◆ STORED DATA:
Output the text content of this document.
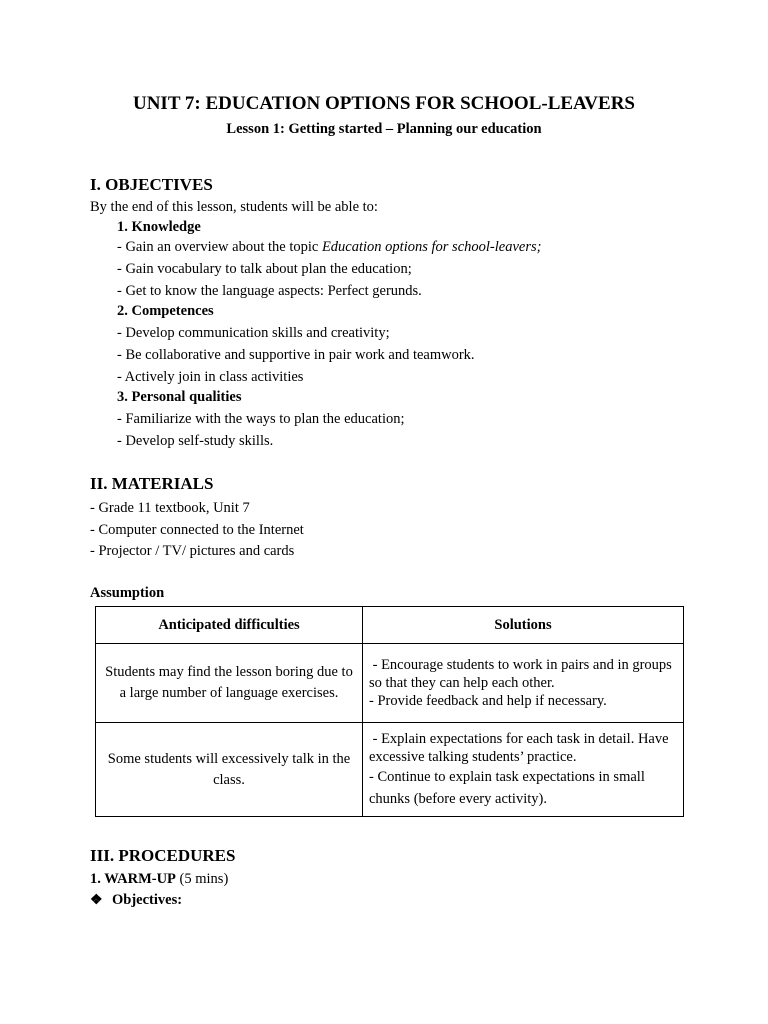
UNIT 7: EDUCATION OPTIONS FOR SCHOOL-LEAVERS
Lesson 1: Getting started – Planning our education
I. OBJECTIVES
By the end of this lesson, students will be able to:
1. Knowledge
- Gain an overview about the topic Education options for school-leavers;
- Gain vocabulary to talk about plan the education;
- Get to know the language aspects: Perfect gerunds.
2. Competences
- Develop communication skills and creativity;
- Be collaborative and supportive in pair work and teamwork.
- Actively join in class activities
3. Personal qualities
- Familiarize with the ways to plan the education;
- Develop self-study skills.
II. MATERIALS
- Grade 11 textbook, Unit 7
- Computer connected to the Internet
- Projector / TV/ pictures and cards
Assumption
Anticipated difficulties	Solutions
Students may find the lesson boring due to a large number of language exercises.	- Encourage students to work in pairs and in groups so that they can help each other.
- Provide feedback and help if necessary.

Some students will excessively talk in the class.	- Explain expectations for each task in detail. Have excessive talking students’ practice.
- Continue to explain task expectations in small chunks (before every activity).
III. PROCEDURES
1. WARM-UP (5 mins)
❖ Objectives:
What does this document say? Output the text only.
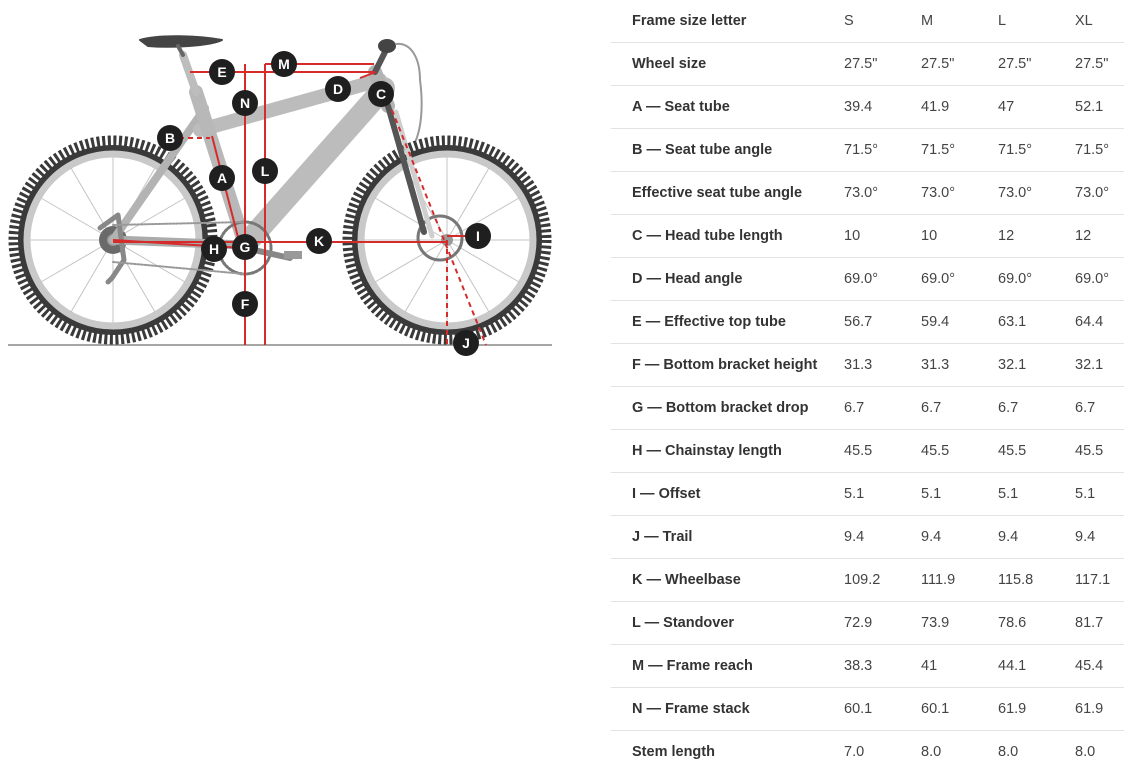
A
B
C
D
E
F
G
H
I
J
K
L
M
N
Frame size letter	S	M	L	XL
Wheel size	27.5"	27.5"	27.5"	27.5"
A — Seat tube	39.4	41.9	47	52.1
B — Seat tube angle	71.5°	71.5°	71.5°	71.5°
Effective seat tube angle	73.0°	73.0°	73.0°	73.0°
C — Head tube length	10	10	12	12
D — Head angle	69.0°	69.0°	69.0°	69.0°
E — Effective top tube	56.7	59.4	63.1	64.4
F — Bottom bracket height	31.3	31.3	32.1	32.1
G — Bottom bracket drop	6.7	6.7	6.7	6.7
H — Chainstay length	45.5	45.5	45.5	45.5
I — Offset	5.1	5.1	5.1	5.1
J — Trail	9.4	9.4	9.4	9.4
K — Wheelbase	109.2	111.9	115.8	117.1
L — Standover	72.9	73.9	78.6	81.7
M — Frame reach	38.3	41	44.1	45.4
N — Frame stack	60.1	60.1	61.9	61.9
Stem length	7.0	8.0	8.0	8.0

◆ REQUIREMENTS:
Output each line exactly; omit every picture.

◆ TASK SOLUTION:
Output the text content of this document.
UNIT 7: EDUCATION OPTIONS FOR SCHOOL-LEAVERS
Lesson 1: Getting started – Planning our education
I. OBJECTIVES
By the end of this lesson, students will be able to:
1. Knowledge
- Gain an overview about the topic Education options for school-leavers;
- Gain vocabulary to talk about plan the education;
- Get to know the language aspects: Perfect gerunds.
2. Competences
- Develop communication skills and creativity;
- Be collaborative and supportive in pair work and teamwork.
- Actively join in class activities
3. Personal qualities
- Familiarize with the ways to plan the education;
- Develop self-study skills.
II. MATERIALS
- Grade 11 textbook, Unit 7
- Computer connected to the Internet
- Projector / TV/ pictures and cards
Assumption
Anticipated difficulties	Solutions
Students may find the lesson boring due to a large number of language exercises.	- Encourage students to work in pairs and in groups so that they can help each other.
- Provide feedback and help if necessary.

Some students will excessively talk in the class.	- Explain expectations for each task in detail. Have excessive talking students’ practice.
- Continue to explain task expectations in small chunks (before every activity).
III. PROCEDURES
1. WARM-UP (5 mins)
❖ Objectives:
What does this document say? Output the text only.
A
B
C
D
E
F
G
H
I
J
K
L
M
N
Frame size letter	S	M	L	XL
Wheel size	27.5"	27.5"	27.5"	27.5"
A — Seat tube	39.4	41.9	47	52.1
B — Seat tube angle	71.5°	71.5°	71.5°	71.5°
Effective seat tube angle	73.0°	73.0°	73.0°	73.0°
C — Head tube length	10	10	12	12
D — Head angle	69.0°	69.0°	69.0°	69.0°
E — Effective top tube	56.7	59.4	63.1	64.4
F — Bottom bracket height	31.3	31.3	32.1	32.1
G — Bottom bracket drop	6.7	6.7	6.7	6.7
H — Chainstay length	45.5	45.5	45.5	45.5
I — Offset	5.1	5.1	5.1	5.1
J — Trail	9.4	9.4	9.4	9.4
K — Wheelbase	109.2	111.9	115.8	117.1
L — Standover	72.9	73.9	78.6	81.7
M — Frame reach	38.3	41	44.1	45.4
N — Frame stack	60.1	60.1	61.9	61.9
Stem length	7.0	8.0	8.0	8.0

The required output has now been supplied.